[Task to carry out] Transcribe the material exactly. Images do not belong in the copy.

[Records for processing]
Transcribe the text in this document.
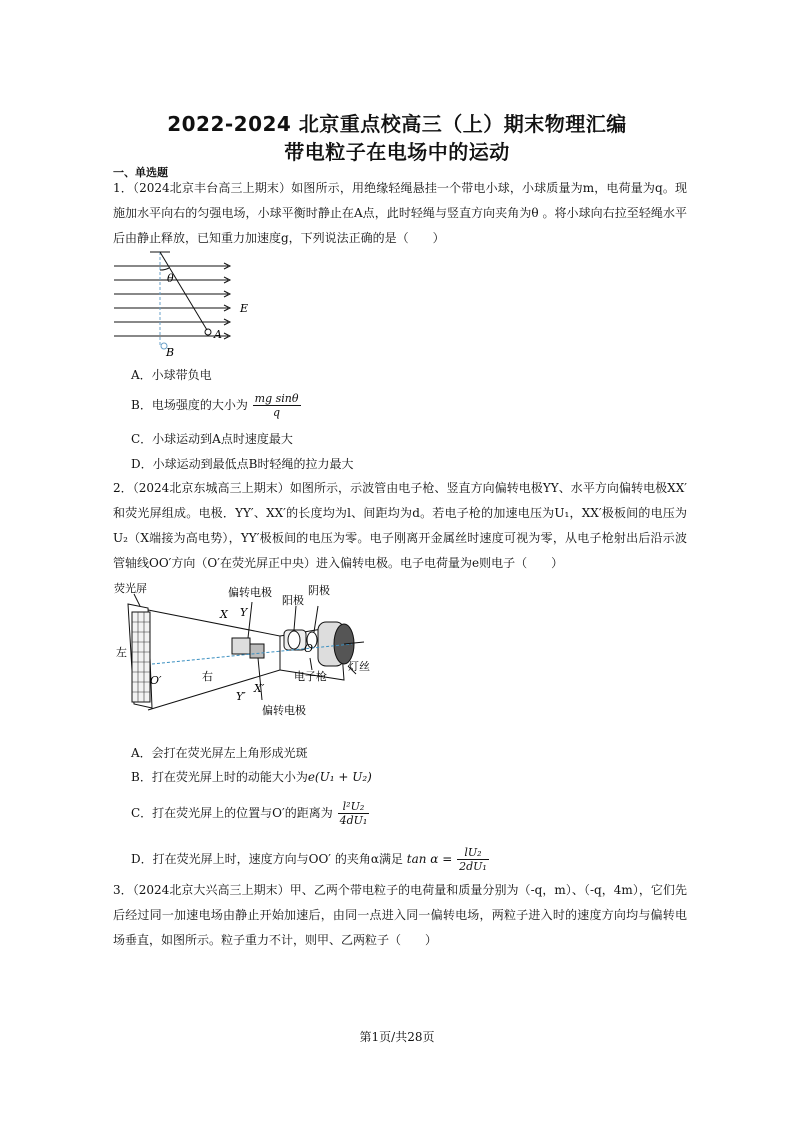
2022-2024 北京重点校高三（上）期末物理汇编
带电粒子在电场中的运动
一、单选题
1．（2024北京丰台高三上期末）如图所示，用绝缘轻绳悬挂一个带电小球，小球质量为m，电荷量为q。现施加水平向右的匀强电场，小球平衡时静止在A点，此时轻绳与竖直方向夹角为θ 。将小球向右拉至轻绳水平后由静止释放，已知重力加速度g，下列说法正确的是（　　）
θ
E
A
B
A．小球带负电
B．电场强度的大小为 $\frac{\text{mg sinθ}}{q}$
C．小球运动到A点时速度最大
D．小球运动到最低点B时轻绳的拉力最大
2．（2024北京东城高三上期末）如图所示，示波管由电子枪、竖直方向偏转电极YY、水平方向偏转电极XX′和荧光屏组成。电极．YY′、XX′的长度均为l、间距均为d。若电子枪的加速电压为U₁，XX′极板间的电压为U₂（X端接为高电势），YY′极板间的电压为零。电子刚离开金属丝时速度可视为零，从电子枪射出后沿示波管轴线OO′方向（O′在荧光屏正中央）进入偏转电极。电子电荷量为e则电子（　　）
荧光屏	偏转电极
阳极
阴极
左
右
X Y
X′
Y′
O
O′	电子枪
灯丝
偏转电极
A．会打在荧光屏左上角形成光斑
B．打在荧光屏上时的动能大小为e(U₁ + U₂)
C．打在荧光屏上的位置与O′的距离为 $\frac{\text{l²U₂}}{\text{4dU₁}}$
D．打在荧光屏上时，速度方向与OO′ 的夹角α满足 $\tan \alpha = \frac{\text{lU₂}}{\text{2dU₁}}$
3．（2024北京大兴高三上期末）甲、乙两个带电粒子的电荷量和质量分别为（-q，m）、（-q，4m），它们先后经过同一加速电场由静止开始加速后，由同一点进入同一偏转电场，两粒子进入时的速度方向均与偏转电场垂直，如图所示。粒子重力不计，则甲、乙两粒子（　　）
第1页/共28页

[Task solution]
Transcribe the text in this document.
2022-2024 北京重点校高三（上）期末物理汇编
带电粒子在电场中的运动
一、单选题
1．（2024北京丰台高三上期末）如图所示，用绝缘轻绳悬挂一个带电小球，小球质量为m，电荷量为q。现施加水平向右的匀强电场，小球平衡时静止在A点，此时轻绳与竖直方向夹角为θ 。将小球向右拉至轻绳水平后由静止释放，已知重力加速度g，下列说法正确的是（　　）
θ
E
A
B
A．小球带负电
B．电场强度的大小为 $\frac{\text{mg sinθ}}{q}$
C．小球运动到A点时速度最大
D．小球运动到最低点B时轻绳的拉力最大
2．（2024北京东城高三上期末）如图所示，示波管由电子枪、竖直方向偏转电极YY、水平方向偏转电极XX′和荧光屏组成。电极．YY′、XX′的长度均为l、间距均为d。若电子枪的加速电压为U₁，XX′极板间的电压为U₂（X端接为高电势），YY′极板间的电压为零。电子刚离开金属丝时速度可视为零，从电子枪射出后沿示波管轴线OO′方向（O′在荧光屏正中央）进入偏转电极。电子电荷量为e则电子（　　）
荧光屏	偏转电极
阳极
阴极
左
右
X Y
X′
Y′
O
O′	电子枪
灯丝
偏转电极
A．会打在荧光屏左上角形成光斑
B．打在荧光屏上时的动能大小为e(U₁ + U₂)
C．打在荧光屏上的位置与O′的距离为 $\frac{\text{l²U₂}}{\text{4dU₁}}$
D．打在荧光屏上时，速度方向与OO′ 的夹角α满足 $\tan \alpha = \frac{\text{lU₂}}{\text{2dU₁}}$
3．（2024北京大兴高三上期末）甲、乙两个带电粒子的电荷量和质量分别为（-q，m）、（-q，4m），它们先后经过同一加速电场由静止开始加速后，由同一点进入同一偏转电场，两粒子进入时的速度方向均与偏转电场垂直，如图所示。粒子重力不计，则甲、乙两粒子（　　）
第1页/共28页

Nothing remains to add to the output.